# TASK TO CARRY OUT
Find every line in the records that holds the string "будет". Copy each one.

# PROVIDED ENTRIES
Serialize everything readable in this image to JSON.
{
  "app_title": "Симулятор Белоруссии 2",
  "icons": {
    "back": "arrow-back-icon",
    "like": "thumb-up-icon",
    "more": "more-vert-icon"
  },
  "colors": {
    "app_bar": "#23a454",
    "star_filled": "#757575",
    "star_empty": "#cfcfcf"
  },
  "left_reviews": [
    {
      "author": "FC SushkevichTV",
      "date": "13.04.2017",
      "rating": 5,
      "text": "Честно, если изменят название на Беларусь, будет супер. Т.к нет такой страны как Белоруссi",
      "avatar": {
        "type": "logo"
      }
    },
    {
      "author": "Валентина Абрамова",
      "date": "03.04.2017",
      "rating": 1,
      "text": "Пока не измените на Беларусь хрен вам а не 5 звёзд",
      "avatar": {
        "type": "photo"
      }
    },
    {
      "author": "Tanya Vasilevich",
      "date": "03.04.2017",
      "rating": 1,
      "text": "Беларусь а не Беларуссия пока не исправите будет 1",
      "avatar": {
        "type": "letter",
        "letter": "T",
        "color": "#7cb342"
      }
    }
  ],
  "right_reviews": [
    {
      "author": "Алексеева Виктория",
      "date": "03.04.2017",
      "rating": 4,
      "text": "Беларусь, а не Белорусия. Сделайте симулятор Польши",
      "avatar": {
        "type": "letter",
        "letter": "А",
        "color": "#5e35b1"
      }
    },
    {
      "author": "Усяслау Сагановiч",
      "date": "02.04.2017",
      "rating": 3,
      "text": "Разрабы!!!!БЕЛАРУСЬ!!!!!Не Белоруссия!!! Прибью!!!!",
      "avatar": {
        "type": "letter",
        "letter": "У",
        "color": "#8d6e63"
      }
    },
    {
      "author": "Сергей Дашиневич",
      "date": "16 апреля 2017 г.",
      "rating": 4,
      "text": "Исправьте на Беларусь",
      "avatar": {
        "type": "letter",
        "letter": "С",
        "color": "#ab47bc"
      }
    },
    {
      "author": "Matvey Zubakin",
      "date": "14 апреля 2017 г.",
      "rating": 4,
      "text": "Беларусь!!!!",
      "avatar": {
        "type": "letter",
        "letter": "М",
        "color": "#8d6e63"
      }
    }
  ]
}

# SOLUTION TO THIS EXERCISE
      "text": "Честно, если изменят название на Беларусь, будет супер. Т.к нет такой страны как Белоруссi",
      "text": "Беларусь а не Беларуссия пока не исправите будет 1",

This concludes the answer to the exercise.